* WHAT YOU SHOULD DO *
Filter the listing and keep only the lines with the word "挽起袖子".

─── INPUT FOR THIS TASK ───

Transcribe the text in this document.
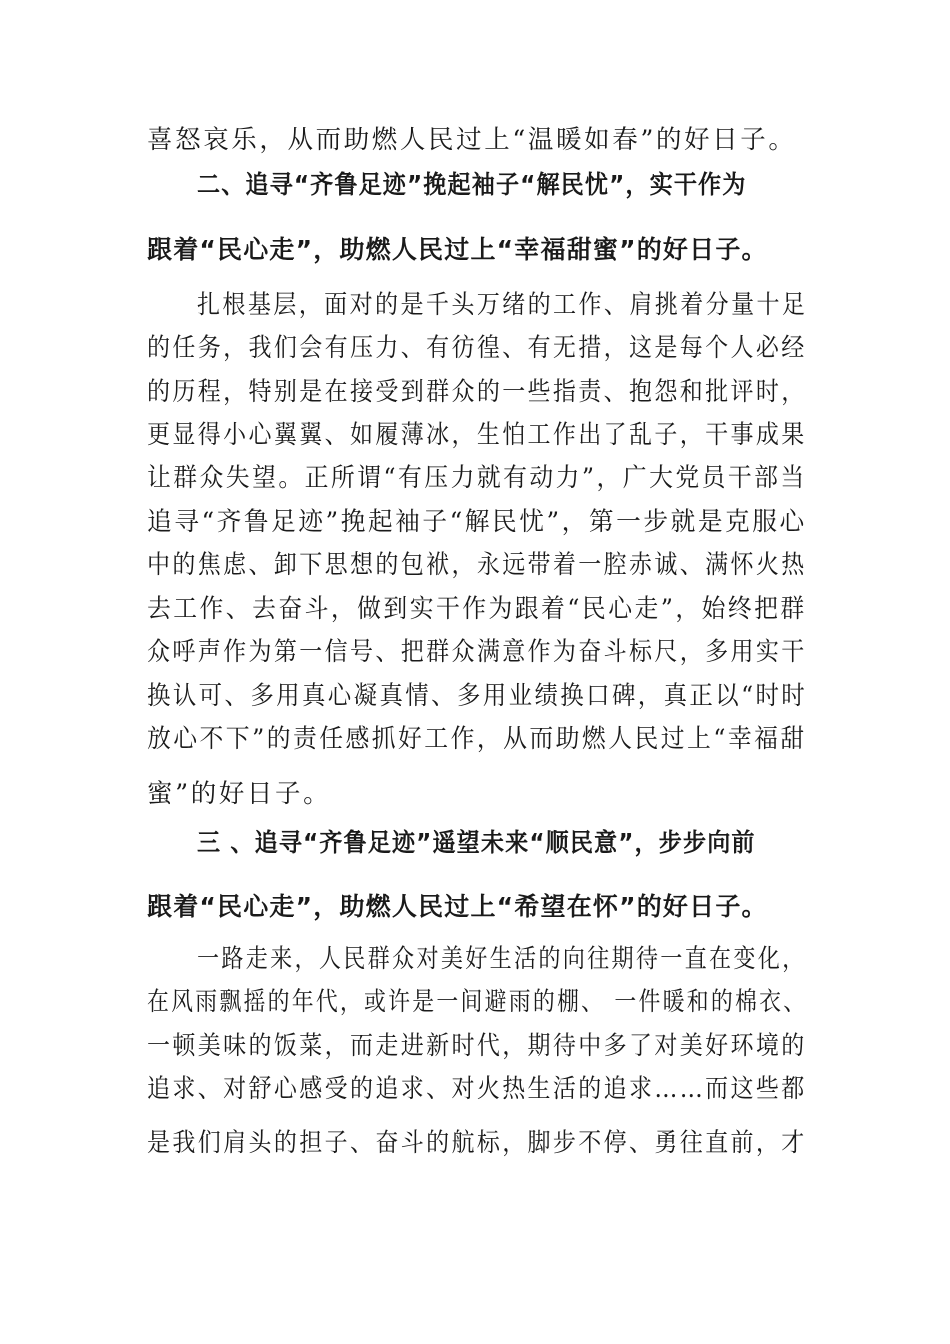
喜怒哀乐，从而助燃人民过上“温暖如春”的好日子。
二、追寻“齐鲁足迹”挽起袖子“解民忧”，实干作为
跟着“民心走”，助燃人民过上“幸福甜蜜”的好日子。
扎根基层，面对的是千头万绪的工作、肩挑着分量十足
的任务，我们会有压力、有彷徨、有无措，这是每个人必经
的历程，特别是在接受到群众的一些指责、抱怨和批评时，
更显得小心翼翼、如履薄冰，生怕工作出了乱子，干事成果
让群众失望。正所谓“有压力就有动力”，广大党员干部当
追寻“齐鲁足迹”挽起袖子“解民忧”，第一步就是克服心
中的焦虑、卸下思想的包袱，永远带着一腔赤诚、满怀火热
去工作、去奋斗，做到实干作为跟着“民心走”，始终把群
众呼声作为第一信号、把群众满意作为奋斗标尺，多用实干
换认可、多用真心凝真情、多用业绩换口碑，真正以“时时
放心不下”的责任感抓好工作，从而助燃人民过上“幸福甜
蜜”的好日子。
三 、追寻“齐鲁足迹”遥望未来“顺民意”，步步向前
跟着“民心走”，助燃人民过上“希望在怀”的好日子。
一路走来，人民群众对美好生活的向往期待一直在变化，
在风雨飘摇的年代，或许是一间避雨的棚、 一件暖和的棉衣、
一顿美味的饭菜，而走进新时代，期待中多了对美好环境的
追求、对舒心感受的追求、对火热生活的追求……而这些都
是我们肩头的担子、奋斗的航标，脚步不停、勇往直前，才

───

* OUTPUT FOR THIS TASK *
二、追寻“齐鲁足迹”挽起袖子“解民忧”，实干作为
追寻“齐鲁足迹”挽起袖子“解民忧”，第一步就是克服心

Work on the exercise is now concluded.